Stated task.
Reply with one number: the count of lines in the data that hold the string "title".

Extracted records.
[START]
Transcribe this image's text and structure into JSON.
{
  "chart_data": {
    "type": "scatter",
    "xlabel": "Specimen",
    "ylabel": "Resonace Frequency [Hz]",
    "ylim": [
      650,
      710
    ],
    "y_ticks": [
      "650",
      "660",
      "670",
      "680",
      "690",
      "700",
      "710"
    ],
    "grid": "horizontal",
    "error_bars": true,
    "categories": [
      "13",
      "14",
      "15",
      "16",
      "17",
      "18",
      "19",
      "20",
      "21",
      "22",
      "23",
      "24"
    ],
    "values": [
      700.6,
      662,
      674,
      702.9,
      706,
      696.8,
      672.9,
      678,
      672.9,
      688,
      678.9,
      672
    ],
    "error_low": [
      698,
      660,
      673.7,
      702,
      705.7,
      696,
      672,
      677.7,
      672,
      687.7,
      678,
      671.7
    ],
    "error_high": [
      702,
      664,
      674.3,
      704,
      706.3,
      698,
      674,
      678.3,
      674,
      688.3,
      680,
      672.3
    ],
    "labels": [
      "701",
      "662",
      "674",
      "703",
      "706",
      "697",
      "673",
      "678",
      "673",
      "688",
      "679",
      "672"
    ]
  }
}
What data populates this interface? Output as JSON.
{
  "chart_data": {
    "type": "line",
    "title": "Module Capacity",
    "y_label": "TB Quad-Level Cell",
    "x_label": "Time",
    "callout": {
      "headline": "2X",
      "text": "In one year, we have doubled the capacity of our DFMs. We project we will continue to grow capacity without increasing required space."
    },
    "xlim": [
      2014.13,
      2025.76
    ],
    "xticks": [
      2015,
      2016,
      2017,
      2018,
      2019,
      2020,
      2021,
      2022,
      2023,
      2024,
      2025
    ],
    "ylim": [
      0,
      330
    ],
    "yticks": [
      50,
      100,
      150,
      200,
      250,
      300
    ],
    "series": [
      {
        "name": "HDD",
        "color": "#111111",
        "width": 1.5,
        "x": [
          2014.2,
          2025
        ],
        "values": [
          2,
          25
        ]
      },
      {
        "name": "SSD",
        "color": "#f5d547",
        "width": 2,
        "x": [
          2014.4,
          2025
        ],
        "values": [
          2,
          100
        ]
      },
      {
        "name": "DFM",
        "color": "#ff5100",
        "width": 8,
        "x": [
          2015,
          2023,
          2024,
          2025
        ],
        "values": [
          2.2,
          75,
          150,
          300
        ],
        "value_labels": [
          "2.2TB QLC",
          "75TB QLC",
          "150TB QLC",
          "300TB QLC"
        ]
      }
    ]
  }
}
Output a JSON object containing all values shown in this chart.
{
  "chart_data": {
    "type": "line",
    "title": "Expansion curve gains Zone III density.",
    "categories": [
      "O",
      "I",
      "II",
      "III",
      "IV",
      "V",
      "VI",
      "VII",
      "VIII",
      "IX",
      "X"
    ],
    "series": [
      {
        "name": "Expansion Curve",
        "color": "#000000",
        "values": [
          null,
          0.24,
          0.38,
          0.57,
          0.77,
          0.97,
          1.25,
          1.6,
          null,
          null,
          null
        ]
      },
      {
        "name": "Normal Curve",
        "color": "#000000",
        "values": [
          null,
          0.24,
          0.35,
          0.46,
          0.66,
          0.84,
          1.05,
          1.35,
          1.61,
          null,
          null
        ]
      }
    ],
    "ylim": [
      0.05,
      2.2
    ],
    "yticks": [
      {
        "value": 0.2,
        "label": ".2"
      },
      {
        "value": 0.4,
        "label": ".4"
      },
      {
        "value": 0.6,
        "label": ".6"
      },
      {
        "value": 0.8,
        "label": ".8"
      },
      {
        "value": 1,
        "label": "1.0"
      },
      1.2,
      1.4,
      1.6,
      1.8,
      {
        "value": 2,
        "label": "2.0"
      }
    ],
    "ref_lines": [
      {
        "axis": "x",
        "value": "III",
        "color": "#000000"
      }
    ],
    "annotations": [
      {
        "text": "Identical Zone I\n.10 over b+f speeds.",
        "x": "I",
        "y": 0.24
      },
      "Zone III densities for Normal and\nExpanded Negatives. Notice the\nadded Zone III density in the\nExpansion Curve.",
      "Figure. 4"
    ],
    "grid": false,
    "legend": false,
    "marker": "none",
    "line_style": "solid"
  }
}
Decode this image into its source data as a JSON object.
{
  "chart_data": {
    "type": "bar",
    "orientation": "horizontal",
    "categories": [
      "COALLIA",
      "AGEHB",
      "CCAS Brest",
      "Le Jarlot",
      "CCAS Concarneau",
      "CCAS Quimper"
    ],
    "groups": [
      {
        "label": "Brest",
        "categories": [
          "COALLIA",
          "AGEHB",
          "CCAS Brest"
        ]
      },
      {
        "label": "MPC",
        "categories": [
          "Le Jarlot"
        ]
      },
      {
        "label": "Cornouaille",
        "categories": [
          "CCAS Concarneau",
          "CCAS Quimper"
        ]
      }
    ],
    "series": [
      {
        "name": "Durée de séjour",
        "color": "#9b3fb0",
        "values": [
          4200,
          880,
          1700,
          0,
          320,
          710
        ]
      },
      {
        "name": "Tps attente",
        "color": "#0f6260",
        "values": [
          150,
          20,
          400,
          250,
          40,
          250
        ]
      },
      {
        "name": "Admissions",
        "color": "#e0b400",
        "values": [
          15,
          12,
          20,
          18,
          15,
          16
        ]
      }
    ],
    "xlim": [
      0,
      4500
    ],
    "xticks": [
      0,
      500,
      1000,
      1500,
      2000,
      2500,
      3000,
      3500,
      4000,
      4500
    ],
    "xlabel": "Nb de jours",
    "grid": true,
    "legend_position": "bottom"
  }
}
[END]
Answer for this exercise.
2